EXERCISE DETAILS: Word for word, transcribe the lines below and drop the pictures.

** START OF TASK INPUT **

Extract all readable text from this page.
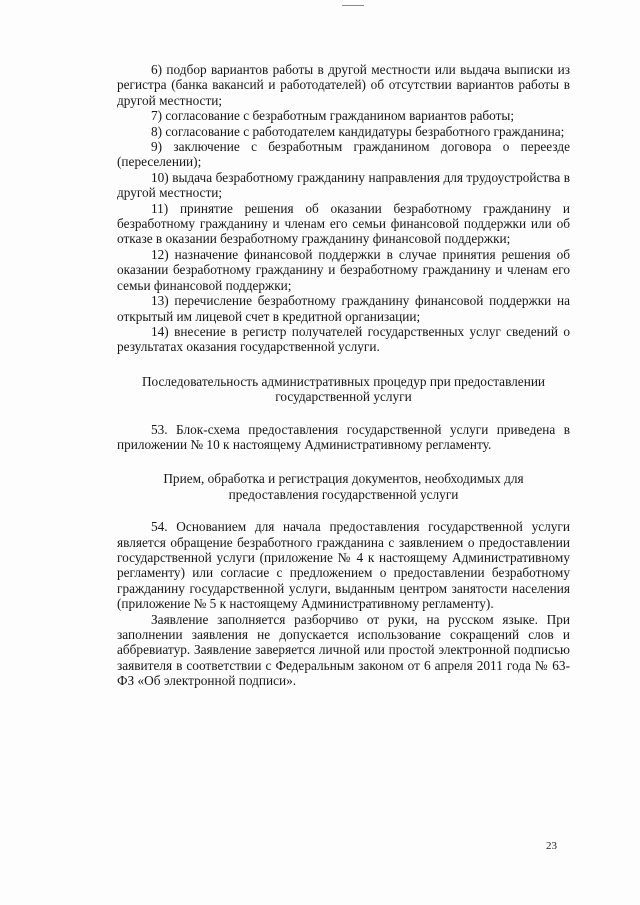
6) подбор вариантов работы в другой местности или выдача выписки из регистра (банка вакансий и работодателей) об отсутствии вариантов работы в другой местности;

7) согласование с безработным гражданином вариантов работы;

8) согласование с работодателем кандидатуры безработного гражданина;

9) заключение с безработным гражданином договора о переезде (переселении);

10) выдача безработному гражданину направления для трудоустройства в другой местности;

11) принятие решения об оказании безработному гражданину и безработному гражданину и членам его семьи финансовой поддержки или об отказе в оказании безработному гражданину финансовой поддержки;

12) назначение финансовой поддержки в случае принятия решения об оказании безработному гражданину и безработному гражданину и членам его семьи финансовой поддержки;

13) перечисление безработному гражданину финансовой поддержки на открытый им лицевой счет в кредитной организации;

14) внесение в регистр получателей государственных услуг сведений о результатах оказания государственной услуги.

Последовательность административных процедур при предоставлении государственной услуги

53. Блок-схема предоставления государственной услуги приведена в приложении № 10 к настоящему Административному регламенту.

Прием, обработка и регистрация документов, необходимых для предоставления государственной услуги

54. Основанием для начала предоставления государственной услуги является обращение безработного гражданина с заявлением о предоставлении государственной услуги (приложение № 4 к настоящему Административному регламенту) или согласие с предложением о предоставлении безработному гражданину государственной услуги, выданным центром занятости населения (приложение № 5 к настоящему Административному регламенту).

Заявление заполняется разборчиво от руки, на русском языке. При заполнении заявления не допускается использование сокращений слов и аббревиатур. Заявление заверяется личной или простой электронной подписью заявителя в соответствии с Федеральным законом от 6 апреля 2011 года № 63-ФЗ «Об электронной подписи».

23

** END OF TASK INPUT **

TASK RESPONSE:
Extract all readable text from this page.
6) подбор вариантов работы в другой местности или выдача выписки из регистра (банка вакансий и работодателей) об отсутствии вариантов работы в другой местности;

7) согласование с безработным гражданином вариантов работы;

8) согласование с работодателем кандидатуры безработного гражданина;

9) заключение с безработным гражданином договора о переезде (переселении);

10) выдача безработному гражданину направления для трудоустройства в другой местности;

11) принятие решения об оказании безработному гражданину и безработному гражданину и членам его семьи финансовой поддержки или об отказе в оказании безработному гражданину финансовой поддержки;

12) назначение финансовой поддержки в случае принятия решения об оказании безработному гражданину и безработному гражданину и членам его семьи финансовой поддержки;

13) перечисление безработному гражданину финансовой поддержки на открытый им лицевой счет в кредитной организации;

14) внесение в регистр получателей государственных услуг сведений о результатах оказания государственной услуги.

Последовательность административных процедур при предоставлении государственной услуги

53. Блок-схема предоставления государственной услуги приведена в приложении № 10 к настоящему Административному регламенту.

Прием, обработка и регистрация документов, необходимых для предоставления государственной услуги

54. Основанием для начала предоставления государственной услуги является обращение безработного гражданина с заявлением о предоставлении государственной услуги (приложение № 4 к настоящему Административному регламенту) или согласие с предложением о предоставлении безработному гражданину государственной услуги, выданным центром занятости населения (приложение № 5 к настоящему Административному регламенту).

Заявление заполняется разборчиво от руки, на русском языке. При заполнении заявления не допускается использование сокращений слов и аббревиатур. Заявление заверяется личной или простой электронной подписью заявителя в соответствии с Федеральным законом от 6 апреля 2011 года № 63-ФЗ «Об электронной подписи».

23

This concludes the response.